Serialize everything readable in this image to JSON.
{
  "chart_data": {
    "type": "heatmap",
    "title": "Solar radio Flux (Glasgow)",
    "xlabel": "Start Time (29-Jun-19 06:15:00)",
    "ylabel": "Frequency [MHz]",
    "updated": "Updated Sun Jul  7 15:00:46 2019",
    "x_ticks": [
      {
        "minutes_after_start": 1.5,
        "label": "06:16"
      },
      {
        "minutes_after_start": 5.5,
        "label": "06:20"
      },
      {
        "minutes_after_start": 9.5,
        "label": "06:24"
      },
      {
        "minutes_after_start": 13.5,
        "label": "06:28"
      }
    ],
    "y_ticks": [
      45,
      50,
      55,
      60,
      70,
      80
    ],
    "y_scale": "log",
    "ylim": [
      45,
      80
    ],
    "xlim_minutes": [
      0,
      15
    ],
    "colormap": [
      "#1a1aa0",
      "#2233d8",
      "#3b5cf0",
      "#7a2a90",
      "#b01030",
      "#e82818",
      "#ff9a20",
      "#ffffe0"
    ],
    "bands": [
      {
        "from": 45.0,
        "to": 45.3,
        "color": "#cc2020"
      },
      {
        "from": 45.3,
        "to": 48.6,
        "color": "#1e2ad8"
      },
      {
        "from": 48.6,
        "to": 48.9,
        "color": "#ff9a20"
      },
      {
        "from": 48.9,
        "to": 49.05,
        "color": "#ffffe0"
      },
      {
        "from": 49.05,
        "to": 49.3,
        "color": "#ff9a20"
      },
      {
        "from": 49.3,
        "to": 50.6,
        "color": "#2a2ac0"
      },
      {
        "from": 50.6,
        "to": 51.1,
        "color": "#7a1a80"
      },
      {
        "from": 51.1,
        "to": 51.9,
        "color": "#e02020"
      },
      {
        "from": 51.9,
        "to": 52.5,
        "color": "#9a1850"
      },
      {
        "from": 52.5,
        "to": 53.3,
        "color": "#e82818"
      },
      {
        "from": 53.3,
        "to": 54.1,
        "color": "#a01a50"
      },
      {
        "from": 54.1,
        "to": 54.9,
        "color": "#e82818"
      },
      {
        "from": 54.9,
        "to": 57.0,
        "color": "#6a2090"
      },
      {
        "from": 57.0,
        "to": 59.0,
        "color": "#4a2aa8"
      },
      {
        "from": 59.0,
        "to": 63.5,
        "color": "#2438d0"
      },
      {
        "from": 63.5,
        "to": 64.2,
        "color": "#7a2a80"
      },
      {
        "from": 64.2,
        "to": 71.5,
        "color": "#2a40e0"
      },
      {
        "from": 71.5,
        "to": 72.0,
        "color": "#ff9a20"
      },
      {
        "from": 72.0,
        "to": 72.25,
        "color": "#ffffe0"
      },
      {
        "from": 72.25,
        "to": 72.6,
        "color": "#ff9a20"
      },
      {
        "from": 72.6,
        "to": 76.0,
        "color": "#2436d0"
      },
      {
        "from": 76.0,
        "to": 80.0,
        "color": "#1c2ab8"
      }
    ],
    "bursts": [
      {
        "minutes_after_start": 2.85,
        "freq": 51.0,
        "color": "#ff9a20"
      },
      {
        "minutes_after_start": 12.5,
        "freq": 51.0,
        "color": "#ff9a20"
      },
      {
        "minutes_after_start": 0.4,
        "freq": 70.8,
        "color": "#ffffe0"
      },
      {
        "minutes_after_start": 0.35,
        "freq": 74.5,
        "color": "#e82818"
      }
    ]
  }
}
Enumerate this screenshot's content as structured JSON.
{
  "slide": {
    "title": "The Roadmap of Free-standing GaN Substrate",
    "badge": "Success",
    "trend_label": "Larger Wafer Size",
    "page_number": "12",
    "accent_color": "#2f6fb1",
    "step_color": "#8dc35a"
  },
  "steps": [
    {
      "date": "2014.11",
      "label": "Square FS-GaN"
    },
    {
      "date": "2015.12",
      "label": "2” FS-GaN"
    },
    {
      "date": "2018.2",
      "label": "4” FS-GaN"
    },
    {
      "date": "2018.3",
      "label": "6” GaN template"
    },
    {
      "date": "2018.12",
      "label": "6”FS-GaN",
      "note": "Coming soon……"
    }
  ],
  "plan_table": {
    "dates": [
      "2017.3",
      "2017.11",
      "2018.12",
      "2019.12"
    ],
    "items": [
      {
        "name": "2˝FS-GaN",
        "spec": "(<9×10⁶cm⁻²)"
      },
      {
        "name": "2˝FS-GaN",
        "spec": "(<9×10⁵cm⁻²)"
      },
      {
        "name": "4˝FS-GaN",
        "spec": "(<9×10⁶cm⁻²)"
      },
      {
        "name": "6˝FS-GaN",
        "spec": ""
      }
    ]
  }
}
::::
TASK PROMPT:
Extract all of the data above and output it character for character.

TASK RESPONSE:
Serialize everything readable in this image to JSON.
{
  "chart_data": {
    "type": "heatmap",
    "title": "Solar radio Flux (Glasgow)",
    "xlabel": "Start Time (29-Jun-19 06:15:00)",
    "ylabel": "Frequency [MHz]",
    "updated": "Updated Sun Jul  7 15:00:46 2019",
    "x_ticks": [
      {
        "minutes_after_start": 1.5,
        "label": "06:16"
      },
      {
        "minutes_after_start": 5.5,
        "label": "06:20"
      },
      {
        "minutes_after_start": 9.5,
        "label": "06:24"
      },
      {
        "minutes_after_start": 13.5,
        "label": "06:28"
      }
    ],
    "y_ticks": [
      45,
      50,
      55,
      60,
      70,
      80
    ],
    "y_scale": "log",
    "ylim": [
      45,
      80
    ],
    "xlim_minutes": [
      0,
      15
    ],
    "colormap": [
      "#1a1aa0",
      "#2233d8",
      "#3b5cf0",
      "#7a2a90",
      "#b01030",
      "#e82818",
      "#ff9a20",
      "#ffffe0"
    ],
    "bands": [
      {
        "from": 45.0,
        "to": 45.3,
        "color": "#cc2020"
      },
      {
        "from": 45.3,
        "to": 48.6,
        "color": "#1e2ad8"
      },
      {
        "from": 48.6,
        "to": 48.9,
        "color": "#ff9a20"
      },
      {
        "from": 48.9,
        "to": 49.05,
        "color": "#ffffe0"
      },
      {
        "from": 49.05,
        "to": 49.3,
        "color": "#ff9a20"
      },
      {
        "from": 49.3,
        "to": 50.6,
        "color": "#2a2ac0"
      },
      {
        "from": 50.6,
        "to": 51.1,
        "color": "#7a1a80"
      },
      {
        "from": 51.1,
        "to": 51.9,
        "color": "#e02020"
      },
      {
        "from": 51.9,
        "to": 52.5,
        "color": "#9a1850"
      },
      {
        "from": 52.5,
        "to": 53.3,
        "color": "#e82818"
      },
      {
        "from": 53.3,
        "to": 54.1,
        "color": "#a01a50"
      },
      {
        "from": 54.1,
        "to": 54.9,
        "color": "#e82818"
      },
      {
        "from": 54.9,
        "to": 57.0,
        "color": "#6a2090"
      },
      {
        "from": 57.0,
        "to": 59.0,
        "color": "#4a2aa8"
      },
      {
        "from": 59.0,
        "to": 63.5,
        "color": "#2438d0"
      },
      {
        "from": 63.5,
        "to": 64.2,
        "color": "#7a2a80"
      },
      {
        "from": 64.2,
        "to": 71.5,
        "color": "#2a40e0"
      },
      {
        "from": 71.5,
        "to": 72.0,
        "color": "#ff9a20"
      },
      {
        "from": 72.0,
        "to": 72.25,
        "color": "#ffffe0"
      },
      {
        "from": 72.25,
        "to": 72.6,
        "color": "#ff9a20"
      },
      {
        "from": 72.6,
        "to": 76.0,
        "color": "#2436d0"
      },
      {
        "from": 76.0,
        "to": 80.0,
        "color": "#1c2ab8"
      }
    ],
    "bursts": [
      {
        "minutes_after_start": 2.85,
        "freq": 51.0,
        "color": "#ff9a20"
      },
      {
        "minutes_after_start": 12.5,
        "freq": 51.0,
        "color": "#ff9a20"
      },
      {
        "minutes_after_start": 0.4,
        "freq": 70.8,
        "color": "#ffffe0"
      },
      {
        "minutes_after_start": 0.35,
        "freq": 74.5,
        "color": "#e82818"
      }
    ]
  }
}
Enumerate this screenshot's content as structured JSON.
{
  "slide": {
    "title": "The Roadmap of Free-standing GaN Substrate",
    "badge": "Success",
    "trend_label": "Larger Wafer Size",
    "page_number": "12",
    "accent_color": "#2f6fb1",
    "step_color": "#8dc35a"
  },
  "steps": [
    {
      "date": "2014.11",
      "label": "Square FS-GaN"
    },
    {
      "date": "2015.12",
      "label": "2” FS-GaN"
    },
    {
      "date": "2018.2",
      "label": "4” FS-GaN"
    },
    {
      "date": "2018.3",
      "label": "6” GaN template"
    },
    {
      "date": "2018.12",
      "label": "6”FS-GaN",
      "note": "Coming soon……"
    }
  ],
  "plan_table": {
    "dates": [
      "2017.3",
      "2017.11",
      "2018.12",
      "2019.12"
    ],
    "items": [
      {
        "name": "2˝FS-GaN",
        "spec": "(<9×10⁶cm⁻²)"
      },
      {
        "name": "2˝FS-GaN",
        "spec": "(<9×10⁵cm⁻²)"
      },
      {
        "name": "4˝FS-GaN",
        "spec": "(<9×10⁶cm⁻²)"
      },
      {
        "name": "6˝FS-GaN",
        "spec": ""
      }
    ]
  }
}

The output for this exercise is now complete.